Aim:
Write every entry out again exactly, please, and skip the pictures.

Material for the task:
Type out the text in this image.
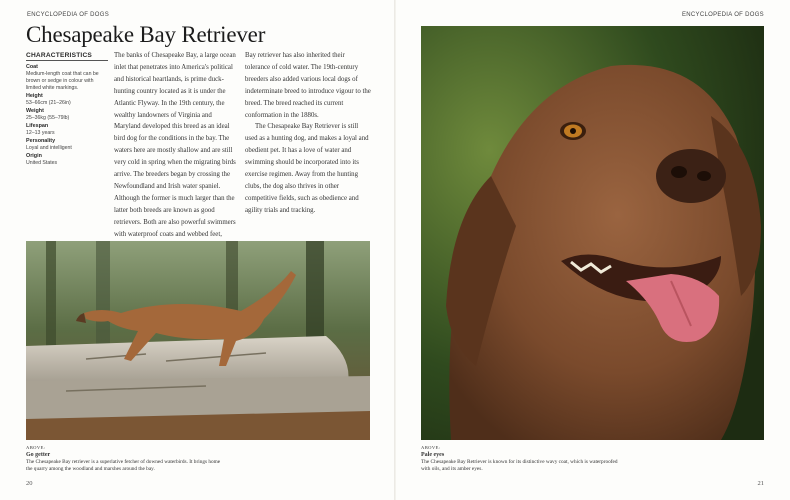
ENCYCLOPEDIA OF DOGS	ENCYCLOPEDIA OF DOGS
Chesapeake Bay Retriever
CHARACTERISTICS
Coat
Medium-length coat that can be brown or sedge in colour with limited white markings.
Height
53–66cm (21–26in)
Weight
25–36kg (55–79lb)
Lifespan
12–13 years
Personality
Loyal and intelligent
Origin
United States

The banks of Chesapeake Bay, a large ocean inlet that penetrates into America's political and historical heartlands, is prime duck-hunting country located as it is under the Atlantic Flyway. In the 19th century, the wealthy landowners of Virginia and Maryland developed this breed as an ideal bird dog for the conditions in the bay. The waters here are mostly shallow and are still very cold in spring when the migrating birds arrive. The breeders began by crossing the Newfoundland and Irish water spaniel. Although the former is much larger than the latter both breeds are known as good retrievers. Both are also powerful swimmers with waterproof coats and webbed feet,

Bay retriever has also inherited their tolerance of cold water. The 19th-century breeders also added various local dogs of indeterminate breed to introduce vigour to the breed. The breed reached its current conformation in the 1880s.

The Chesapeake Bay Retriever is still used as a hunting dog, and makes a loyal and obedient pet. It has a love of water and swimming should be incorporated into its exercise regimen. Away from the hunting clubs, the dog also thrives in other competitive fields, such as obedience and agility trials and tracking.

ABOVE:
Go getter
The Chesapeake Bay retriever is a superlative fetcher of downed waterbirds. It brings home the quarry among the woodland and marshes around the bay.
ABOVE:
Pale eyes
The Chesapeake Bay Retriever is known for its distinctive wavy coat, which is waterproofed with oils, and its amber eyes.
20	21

Task output:
Type out the text in this image.
ENCYCLOPEDIA OF DOGS	ENCYCLOPEDIA OF DOGS
Chesapeake Bay Retriever
CHARACTERISTICS
Coat
Medium-length coat that can be brown or sedge in colour with limited white markings.
Height
53–66cm (21–26in)
Weight
25–36kg (55–79lb)
Lifespan
12–13 years
Personality
Loyal and intelligent
Origin
United States

The banks of Chesapeake Bay, a large ocean inlet that penetrates into America's political and historical heartlands, is prime duck-hunting country located as it is under the Atlantic Flyway. In the 19th century, the wealthy landowners of Virginia and Maryland developed this breed as an ideal bird dog for the conditions in the bay. The waters here are mostly shallow and are still very cold in spring when the migrating birds arrive. The breeders began by crossing the Newfoundland and Irish water spaniel. Although the former is much larger than the latter both breeds are known as good retrievers. Both are also powerful swimmers with waterproof coats and webbed feet,

Bay retriever has also inherited their tolerance of cold water. The 19th-century breeders also added various local dogs of indeterminate breed to introduce vigour to the breed. The breed reached its current conformation in the 1880s.

The Chesapeake Bay Retriever is still used as a hunting dog, and makes a loyal and obedient pet. It has a love of water and swimming should be incorporated into its exercise regimen. Away from the hunting clubs, the dog also thrives in other competitive fields, such as obedience and agility trials and tracking.

ABOVE:
Go getter
The Chesapeake Bay retriever is a superlative fetcher of downed waterbirds. It brings home the quarry among the woodland and marshes around the bay.
ABOVE:
Pale eyes
The Chesapeake Bay Retriever is known for its distinctive wavy coat, which is waterproofed with oils, and its amber eyes.
20	21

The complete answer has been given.